■ **STATED PROBLEM**
Repeat the material below exactly, with no pictures.

Figure collection entries:

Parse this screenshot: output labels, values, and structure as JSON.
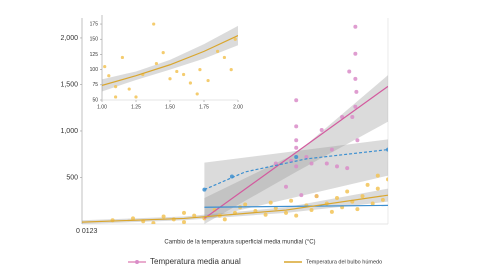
{
  "chart_data": [
    {
      "type": "scatter",
      "xlabel": "Cambio de la temperatura superficial media mundial (°C)",
      "x_tick_text": "0 0123",
      "xlim": [
        0,
        3
      ],
      "ylim": [
        0,
        2150
      ],
      "yticks": [
        500,
        {
          "value": 1000,
          "label": "1,000"
        },
        {
          "value": 1500,
          "label": "1,500"
        },
        {
          "value": 2000,
          "label": "2,000"
        }
      ],
      "series": [
        {
          "name": "Temperatura media anual",
          "color": "#d98cc8",
          "x": [
            2.68,
            2.68,
            2.68,
            2.69,
            2.68,
            2.65,
            2.7,
            2.62,
            2.1,
            2.1,
            2.1,
            2.1,
            2.1,
            2.05,
            2.2,
            2.25,
            2.35,
            2.4,
            2.5,
            2.55,
            2.6,
            2.45,
            1.9,
            2.0,
            2.3,
            2.15
          ],
          "values": [
            2120,
            1830,
            1560,
            1420,
            1260,
            1150,
            900,
            1640,
            1330,
            1050,
            900,
            820,
            620,
            680,
            720,
            650,
            1010,
            650,
            620,
            1150,
            600,
            800,
            650,
            400,
            300,
            310
          ]
        },
        {
          "name": "Temperatura del bulbo húmedo",
          "color": "#f2c356",
          "x": [
            0.3,
            0.5,
            0.6,
            0.8,
            0.9,
            1.0,
            1.1,
            1.2,
            1.3,
            1.35,
            1.4,
            1.5,
            1.55,
            1.6,
            1.7,
            1.8,
            1.85,
            1.9,
            2.0,
            2.05,
            2.1,
            2.2,
            2.25,
            2.3,
            2.4,
            2.45,
            2.5,
            2.55,
            2.6,
            2.65,
            2.7,
            2.75,
            2.8,
            2.85,
            2.9,
            2.95,
            3.0,
            2.9,
            1.0,
            0.7
          ],
          "values": [
            40,
            60,
            30,
            80,
            50,
            120,
            90,
            60,
            150,
            90,
            50,
            120,
            180,
            210,
            140,
            100,
            230,
            170,
            120,
            250,
            90,
            200,
            150,
            300,
            220,
            130,
            280,
            180,
            350,
            240,
            160,
            300,
            420,
            220,
            380,
            260,
            480,
            520,
            20,
            10
          ]
        },
        {
          "color": "#3c8fd0",
          "x": [
            1.2,
            1.47,
            2.1,
            3.0
          ],
          "values": [
            370,
            510,
            720,
            800
          ]
        }
      ],
      "bands": [
        {
          "x": [
            1.2,
            2.1,
            3.0
          ],
          "lower": [
            0,
            560,
            1100
          ],
          "upper": [
            280,
            760,
            1600
          ]
        },
        {
          "x": [
            1.2,
            3.0
          ],
          "lower": [
            60,
            520
          ],
          "upper": [
            660,
            910
          ]
        },
        {
          "x": [
            0,
            1,
            2,
            3
          ],
          "lower": [
            0,
            40,
            120,
            240
          ],
          "upper": [
            40,
            80,
            180,
            380
          ]
        }
      ],
      "fits": [
        {
          "color": "#d35a9e",
          "dashed": false,
          "x": [
            1.2,
            3.0
          ],
          "values": [
            60,
            1480
          ]
        },
        {
          "color": "#3c8fd0",
          "dashed": true,
          "x": [
            1.2,
            1.6,
            2.2,
            3.0
          ],
          "values": [
            370,
            560,
            700,
            800
          ]
        },
        {
          "color": "#3c8fd0",
          "dashed": false,
          "x": [
            1.2,
            3.0
          ],
          "values": [
            180,
            200
          ]
        },
        {
          "color": "#d9a62e",
          "dashed": false,
          "x": [
            0,
            1,
            2,
            3
          ],
          "values": [
            20,
            60,
            150,
            310
          ]
        }
      ]
    },
    {
      "type": "scatter",
      "xlim": [
        1,
        2
      ],
      "ylim": [
        50,
        180
      ],
      "xticks": [
        {
          "value": 1,
          "label": "1.00"
        },
        {
          "value": 1.25,
          "label": "1.25"
        },
        {
          "value": 1.5,
          "label": "1.50"
        },
        {
          "value": 1.75,
          "label": "1.75"
        },
        {
          "value": 2,
          "label": "2.00"
        }
      ],
      "yticks": [
        50,
        75,
        100,
        125,
        150,
        175
      ],
      "series": [
        {
          "color": "#f2c356",
          "x": [
            1.02,
            1.05,
            1.1,
            1.15,
            1.2,
            1.25,
            1.3,
            1.38,
            1.4,
            1.45,
            1.5,
            1.55,
            1.6,
            1.65,
            1.72,
            1.78,
            1.85,
            1.9,
            1.95,
            1.98,
            1.1,
            1.7
          ],
          "values": [
            105,
            90,
            72,
            120,
            68,
            55,
            92,
            175,
            110,
            128,
            85,
            97,
            92,
            78,
            100,
            82,
            130,
            120,
            100,
            150,
            55,
            60
          ]
        }
      ],
      "bands": [
        {
          "x": [
            1,
            1.25,
            1.5,
            1.75,
            2
          ],
          "lower": [
            64,
            83,
            100,
            118,
            140
          ],
          "upper": [
            84,
            97,
            116,
            142,
            172
          ]
        }
      ],
      "fits": [
        {
          "color": "#d9a62e",
          "dashed": false,
          "x": [
            1,
            1.25,
            1.5,
            1.75,
            2
          ],
          "values": [
            74,
            90,
            108,
            130,
            156
          ]
        }
      ]
    }
  ]
}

■ **TASK SOLUTION**
Parse this screenshot: output labels, values, and structure as JSON.
{
  "chart_data": [
    {
      "type": "scatter",
      "xlabel": "Cambio de la temperatura superficial media mundial (°C)",
      "x_tick_text": "0 0123",
      "xlim": [
        0,
        3
      ],
      "ylim": [
        0,
        2150
      ],
      "yticks": [
        500,
        {
          "value": 1000,
          "label": "1,000"
        },
        {
          "value": 1500,
          "label": "1,500"
        },
        {
          "value": 2000,
          "label": "2,000"
        }
      ],
      "series": [
        {
          "name": "Temperatura media anual",
          "color": "#d98cc8",
          "x": [
            2.68,
            2.68,
            2.68,
            2.69,
            2.68,
            2.65,
            2.7,
            2.62,
            2.1,
            2.1,
            2.1,
            2.1,
            2.1,
            2.05,
            2.2,
            2.25,
            2.35,
            2.4,
            2.5,
            2.55,
            2.6,
            2.45,
            1.9,
            2.0,
            2.3,
            2.15
          ],
          "values": [
            2120,
            1830,
            1560,
            1420,
            1260,
            1150,
            900,
            1640,
            1330,
            1050,
            900,
            820,
            620,
            680,
            720,
            650,
            1010,
            650,
            620,
            1150,
            600,
            800,
            650,
            400,
            300,
            310
          ]
        },
        {
          "name": "Temperatura del bulbo húmedo",
          "color": "#f2c356",
          "x": [
            0.3,
            0.5,
            0.6,
            0.8,
            0.9,
            1.0,
            1.1,
            1.2,
            1.3,
            1.35,
            1.4,
            1.5,
            1.55,
            1.6,
            1.7,
            1.8,
            1.85,
            1.9,
            2.0,
            2.05,
            2.1,
            2.2,
            2.25,
            2.3,
            2.4,
            2.45,
            2.5,
            2.55,
            2.6,
            2.65,
            2.7,
            2.75,
            2.8,
            2.85,
            2.9,
            2.95,
            3.0,
            2.9,
            1.0,
            0.7
          ],
          "values": [
            40,
            60,
            30,
            80,
            50,
            120,
            90,
            60,
            150,
            90,
            50,
            120,
            180,
            210,
            140,
            100,
            230,
            170,
            120,
            250,
            90,
            200,
            150,
            300,
            220,
            130,
            280,
            180,
            350,
            240,
            160,
            300,
            420,
            220,
            380,
            260,
            480,
            520,
            20,
            10
          ]
        },
        {
          "color": "#3c8fd0",
          "x": [
            1.2,
            1.47,
            2.1,
            3.0
          ],
          "values": [
            370,
            510,
            720,
            800
          ]
        }
      ],
      "bands": [
        {
          "x": [
            1.2,
            2.1,
            3.0
          ],
          "lower": [
            0,
            560,
            1100
          ],
          "upper": [
            280,
            760,
            1600
          ]
        },
        {
          "x": [
            1.2,
            3.0
          ],
          "lower": [
            60,
            520
          ],
          "upper": [
            660,
            910
          ]
        },
        {
          "x": [
            0,
            1,
            2,
            3
          ],
          "lower": [
            0,
            40,
            120,
            240
          ],
          "upper": [
            40,
            80,
            180,
            380
          ]
        }
      ],
      "fits": [
        {
          "color": "#d35a9e",
          "dashed": false,
          "x": [
            1.2,
            3.0
          ],
          "values": [
            60,
            1480
          ]
        },
        {
          "color": "#3c8fd0",
          "dashed": true,
          "x": [
            1.2,
            1.6,
            2.2,
            3.0
          ],
          "values": [
            370,
            560,
            700,
            800
          ]
        },
        {
          "color": "#3c8fd0",
          "dashed": false,
          "x": [
            1.2,
            3.0
          ],
          "values": [
            180,
            200
          ]
        },
        {
          "color": "#d9a62e",
          "dashed": false,
          "x": [
            0,
            1,
            2,
            3
          ],
          "values": [
            20,
            60,
            150,
            310
          ]
        }
      ]
    },
    {
      "type": "scatter",
      "xlim": [
        1,
        2
      ],
      "ylim": [
        50,
        180
      ],
      "xticks": [
        {
          "value": 1,
          "label": "1.00"
        },
        {
          "value": 1.25,
          "label": "1.25"
        },
        {
          "value": 1.5,
          "label": "1.50"
        },
        {
          "value": 1.75,
          "label": "1.75"
        },
        {
          "value": 2,
          "label": "2.00"
        }
      ],
      "yticks": [
        50,
        75,
        100,
        125,
        150,
        175
      ],
      "series": [
        {
          "color": "#f2c356",
          "x": [
            1.02,
            1.05,
            1.1,
            1.15,
            1.2,
            1.25,
            1.3,
            1.38,
            1.4,
            1.45,
            1.5,
            1.55,
            1.6,
            1.65,
            1.72,
            1.78,
            1.85,
            1.9,
            1.95,
            1.98,
            1.1,
            1.7
          ],
          "values": [
            105,
            90,
            72,
            120,
            68,
            55,
            92,
            175,
            110,
            128,
            85,
            97,
            92,
            78,
            100,
            82,
            130,
            120,
            100,
            150,
            55,
            60
          ]
        }
      ],
      "bands": [
        {
          "x": [
            1,
            1.25,
            1.5,
            1.75,
            2
          ],
          "lower": [
            64,
            83,
            100,
            118,
            140
          ],
          "upper": [
            84,
            97,
            116,
            142,
            172
          ]
        }
      ],
      "fits": [
        {
          "color": "#d9a62e",
          "dashed": false,
          "x": [
            1,
            1.25,
            1.5,
            1.75,
            2
          ],
          "values": [
            74,
            90,
            108,
            130,
            156
          ]
        }
      ]
    }
  ]
}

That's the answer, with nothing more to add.